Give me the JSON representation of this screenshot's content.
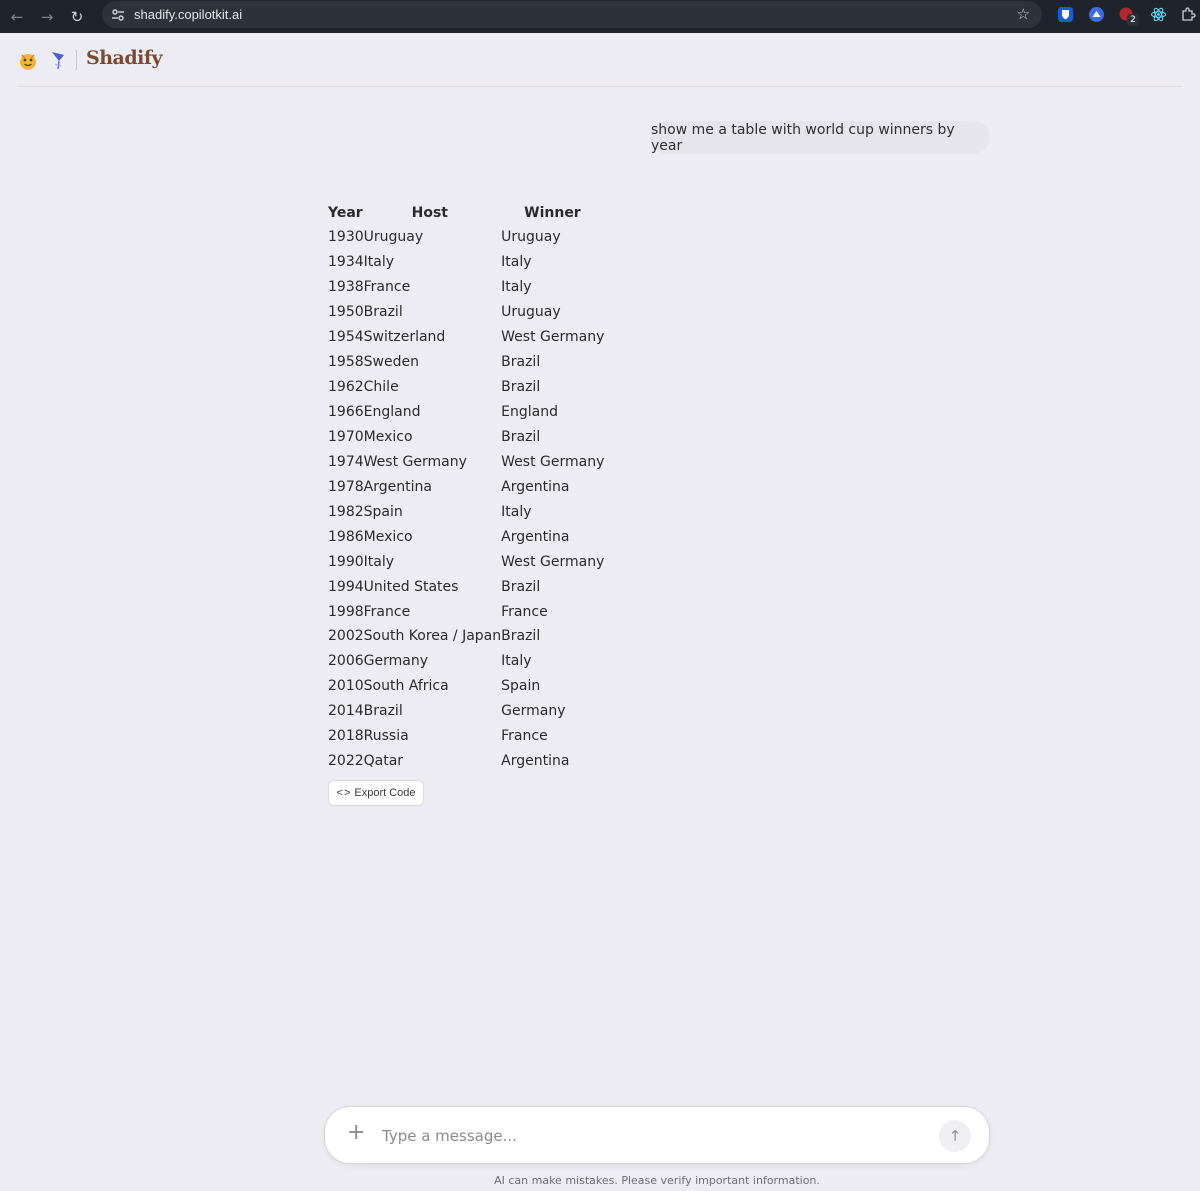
{
  "browser": {
    "url": "shadify.copilotkit.ai",
    "extension_badge": "2"
  },
  "app": {
    "brand": "Shadify"
  },
  "chat": {
    "user_message": "show me a table with world cup winners by year"
  },
  "table": {
    "headers": [
      "Year",
      "Host",
      "Winner"
    ],
    "rows": [
      [
        "1930",
        "Uruguay",
        "Uruguay"
      ],
      [
        "1934",
        "Italy",
        "Italy"
      ],
      [
        "1938",
        "France",
        "Italy"
      ],
      [
        "1950",
        "Brazil",
        "Uruguay"
      ],
      [
        "1954",
        "Switzerland",
        "West Germany"
      ],
      [
        "1958",
        "Sweden",
        "Brazil"
      ],
      [
        "1962",
        "Chile",
        "Brazil"
      ],
      [
        "1966",
        "England",
        "England"
      ],
      [
        "1970",
        "Mexico",
        "Brazil"
      ],
      [
        "1974",
        "West Germany",
        "West Germany"
      ],
      [
        "1978",
        "Argentina",
        "Argentina"
      ],
      [
        "1982",
        "Spain",
        "Italy"
      ],
      [
        "1986",
        "Mexico",
        "Argentina"
      ],
      [
        "1990",
        "Italy",
        "West Germany"
      ],
      [
        "1994",
        "United States",
        "Brazil"
      ],
      [
        "1998",
        "France",
        "France"
      ],
      [
        "2002",
        "South Korea / Japan",
        "Brazil"
      ],
      [
        "2006",
        "Germany",
        "Italy"
      ],
      [
        "2010",
        "South Africa",
        "Spain"
      ],
      [
        "2014",
        "Brazil",
        "Germany"
      ],
      [
        "2018",
        "Russia",
        "France"
      ],
      [
        "2022",
        "Qatar",
        "Argentina"
      ]
    ],
    "export_label": "Export Code"
  },
  "composer": {
    "placeholder": "Type a message...",
    "disclaimer": "AI can make mistakes. Please verify important information."
  },
  "colors": {
    "page_bg": "#eeecf3",
    "chrome_bg": "#1f232b",
    "brand": "#7a4a33"
  }
}
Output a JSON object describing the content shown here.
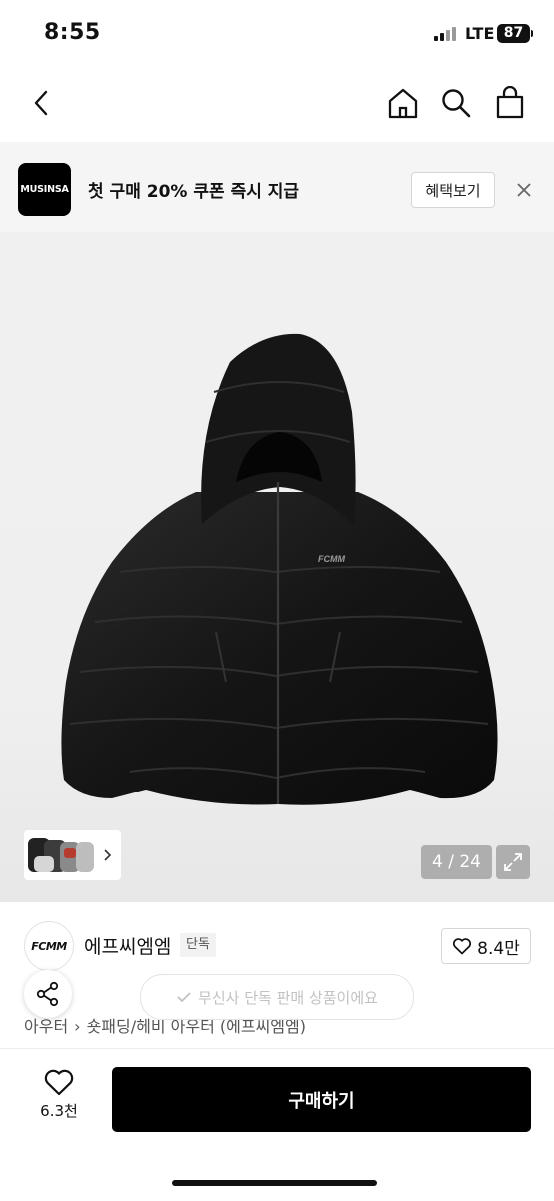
{
  "status_bar": {
    "time": "8:55",
    "network": "LTE",
    "battery": "87"
  },
  "nav": {
    "back_icon": "chevron-left-icon",
    "home_icon": "home-icon",
    "search_icon": "search-icon",
    "cart_icon": "shopping-bag-icon"
  },
  "promo": {
    "logo": "MUSINSA",
    "text": "첫 구매 20% 쿠폰 즉시 지급",
    "button": "혜택보기"
  },
  "gallery": {
    "counter": "4 / 24",
    "logo_print": "FCMM"
  },
  "brand": {
    "logo": "FCMM",
    "name": "에프씨엠엠",
    "badge": "단독",
    "likes": "8.4만"
  },
  "toast": {
    "text": "무신사 단독 판매 상품이에요"
  },
  "breadcrumb": [
    "아우터",
    "숏패딩/헤비 아우터 (에프씨엠엠)"
  ],
  "bottom": {
    "wish_count": "6.3천",
    "buy_label": "구매하기"
  },
  "colors": {
    "brand": "#000000",
    "background": "#ffffff",
    "banner": "#f5f5f5"
  }
}
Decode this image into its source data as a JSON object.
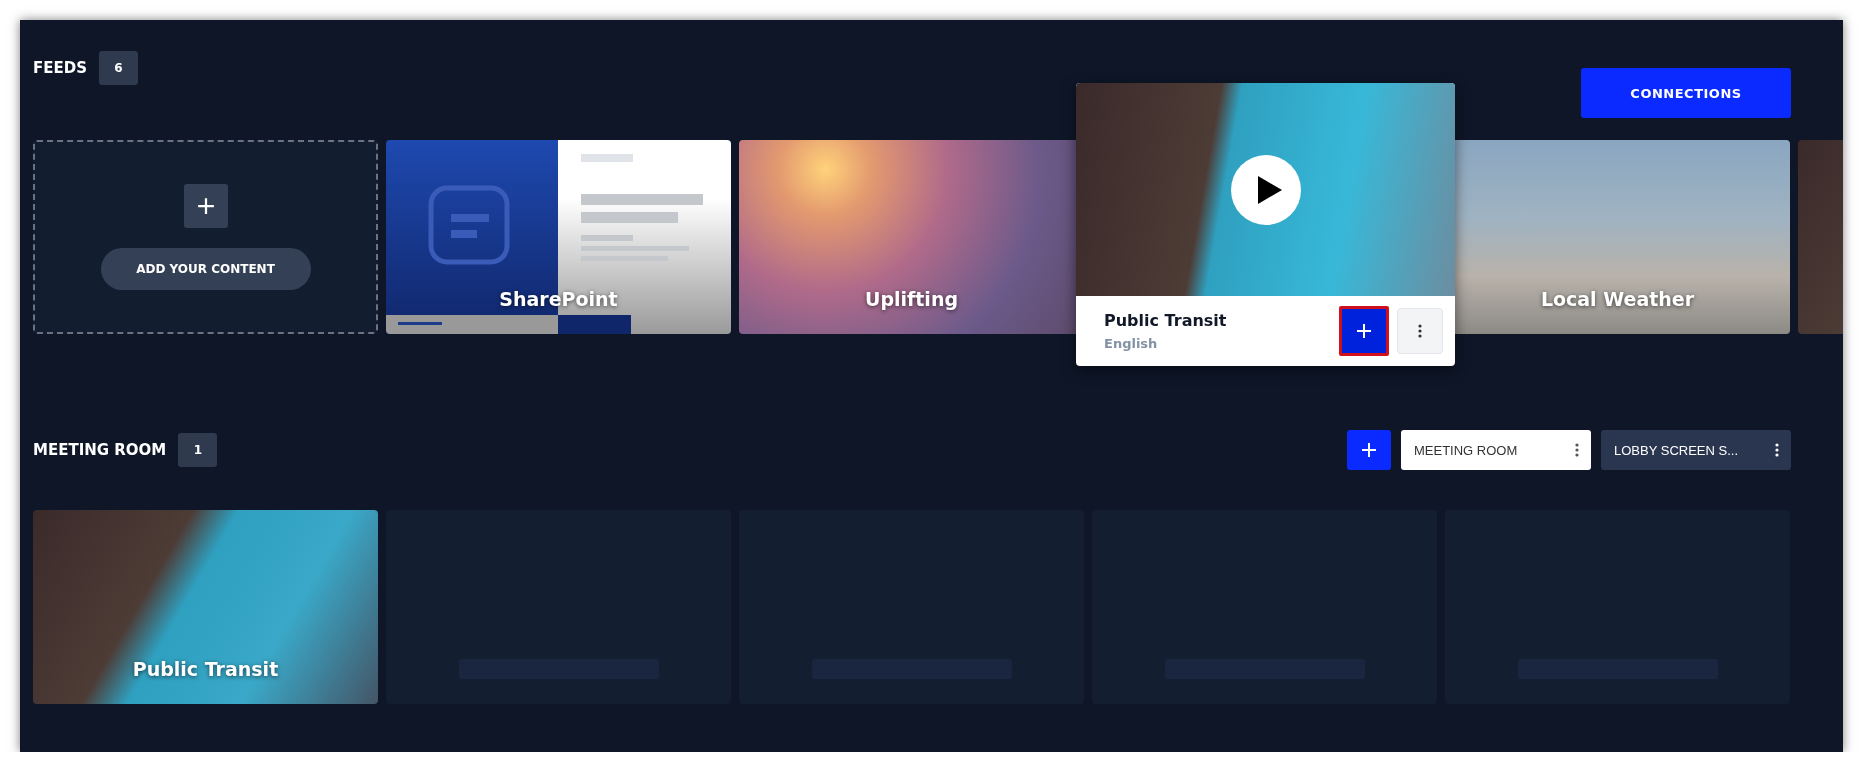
{
  "feeds": {
    "title": "FEEDS",
    "count": "6",
    "connections_button": "CONNECTIONS",
    "items": [
      {
        "kind": "add",
        "label": "ADD YOUR CONTENT"
      },
      {
        "kind": "document",
        "title": "SharePoint"
      },
      {
        "kind": "photo",
        "title": "Uplifting"
      },
      {
        "kind": "photo",
        "title": "Public Transit",
        "subtitle": "English",
        "expanded": true
      },
      {
        "kind": "photo",
        "title": "Local Weather"
      },
      {
        "kind": "photo"
      }
    ]
  },
  "meeting_room": {
    "title": "MEETING ROOM",
    "count": "1",
    "tabs": [
      {
        "label": "MEETING ROOM",
        "selected": true
      },
      {
        "label": "LOBBY SCREEN S...",
        "selected": false
      }
    ],
    "slots": [
      {
        "kind": "photo",
        "title": "Public Transit"
      },
      {
        "kind": "empty"
      },
      {
        "kind": "empty"
      },
      {
        "kind": "empty"
      },
      {
        "kind": "empty"
      }
    ]
  }
}
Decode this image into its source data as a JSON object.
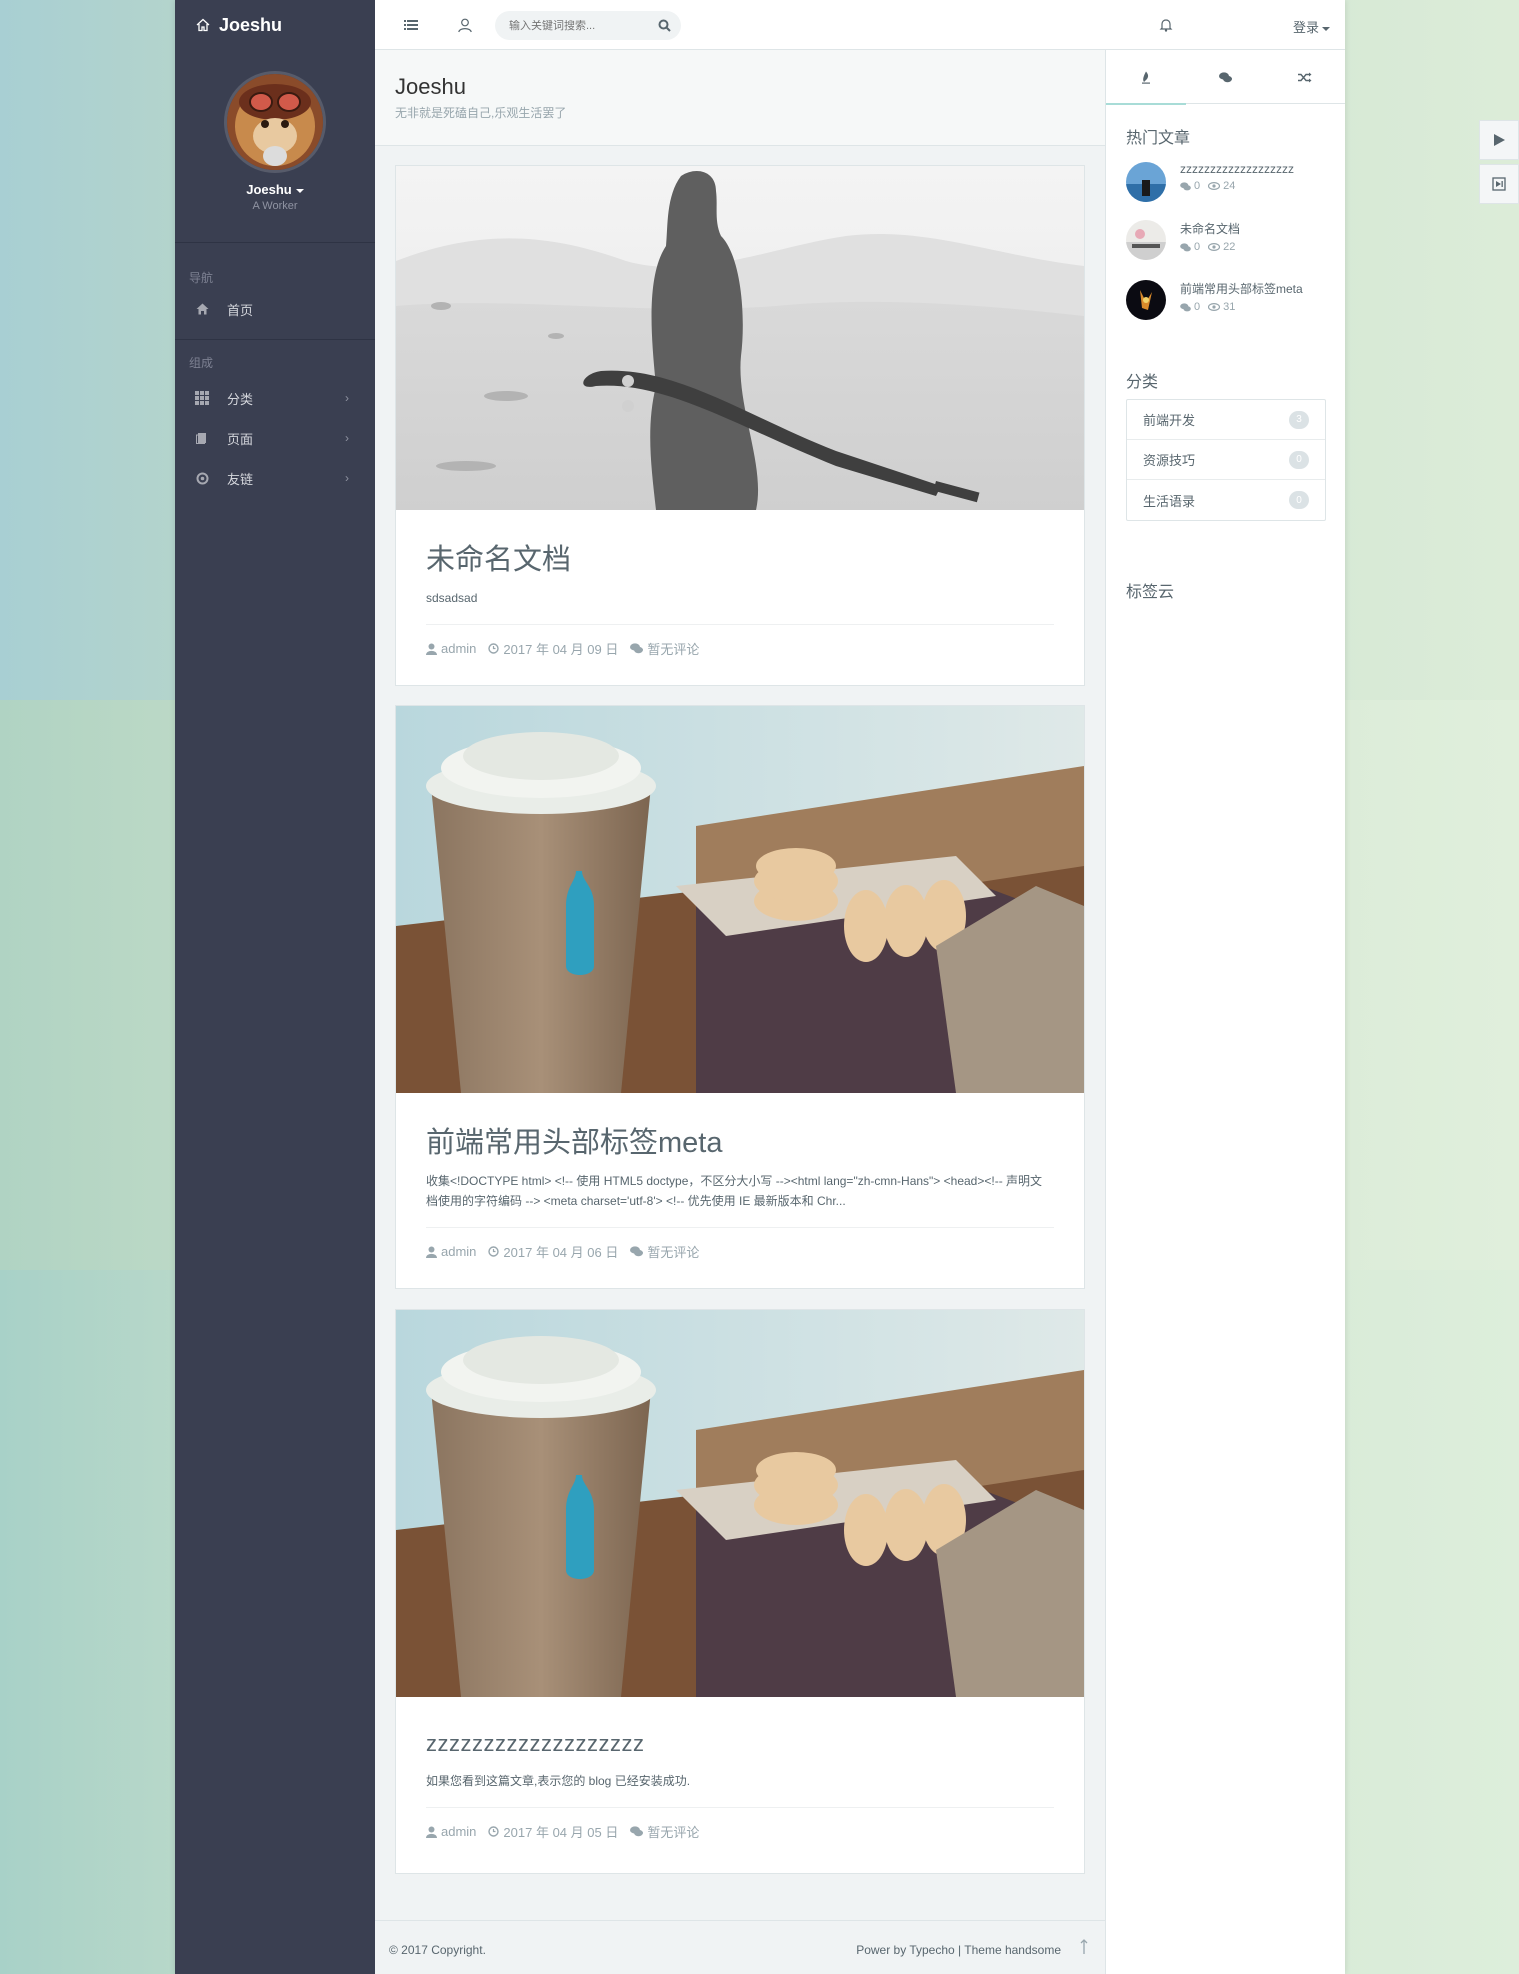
{
  "brand": {
    "title": "Joeshu"
  },
  "profile": {
    "name": "Joeshu",
    "role": "A Worker"
  },
  "nav": {
    "header1": "导航",
    "home": "首页",
    "header2": "组成",
    "items": [
      {
        "label": "分类",
        "icon": "grid-icon"
      },
      {
        "label": "页面",
        "icon": "file-icon"
      },
      {
        "label": "友链",
        "icon": "link-icon"
      }
    ]
  },
  "search": {
    "placeholder": "输入关键词搜索..."
  },
  "header": {
    "login": "登录"
  },
  "page": {
    "title": "Joeshu",
    "subtitle": "无非就是死磕自己,乐观生活罢了"
  },
  "posts": [
    {
      "title": "未命名文档",
      "excerpt": "sdsadsad",
      "author": "admin",
      "date": "2017 年 04 月 09 日",
      "comments": "暂无评论"
    },
    {
      "title": "前端常用头部标签meta",
      "excerpt": "收集<!DOCTYPE html> <!-- 使用 HTML5 doctype，不区分大小写 --><html lang=\"zh-cmn-Hans\"> <head><!-- 声明文档使用的字符编码 --> <meta charset='utf-8'> <!-- 优先使用 IE 最新版本和 Chr...",
      "author": "admin",
      "date": "2017 年 04 月 06 日",
      "comments": "暂无评论"
    },
    {
      "title": "zzzzzzzzzzzzzzzzzzz",
      "excerpt": "如果您看到这篇文章,表示您的 blog 已经安装成功.",
      "author": "admin",
      "date": "2017 年 04 月 05 日",
      "comments": "暂无评论"
    }
  ],
  "sidebar": {
    "hot_title": "热门文章",
    "hot": [
      {
        "title": "zzzzzzzzzzzzzzzzzzz",
        "comments": "0",
        "views": "24"
      },
      {
        "title": "未命名文档",
        "comments": "0",
        "views": "22"
      },
      {
        "title": "前端常用头部标签meta",
        "comments": "0",
        "views": "31"
      }
    ],
    "cat_title": "分类",
    "categories": [
      {
        "label": "前端开发",
        "count": "3"
      },
      {
        "label": "资源技巧",
        "count": "0"
      },
      {
        "label": "生活语录",
        "count": "0"
      }
    ],
    "tag_title": "标签云"
  },
  "footer": {
    "copyright": "© 2017 Copyright.",
    "power": "Power by Typecho | Theme handsome"
  },
  "colors": {
    "aside": "#3a3f51",
    "accent": "#a8dcd7",
    "text": "#58666e",
    "muted": "#98a6ad"
  }
}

===

* [What to produce]
Pull out and copy each line containing the string "placeholder".

* [Result for this task]
    "placeholder": "Type a message...",
    "placeholder": "输入关键词搜索..."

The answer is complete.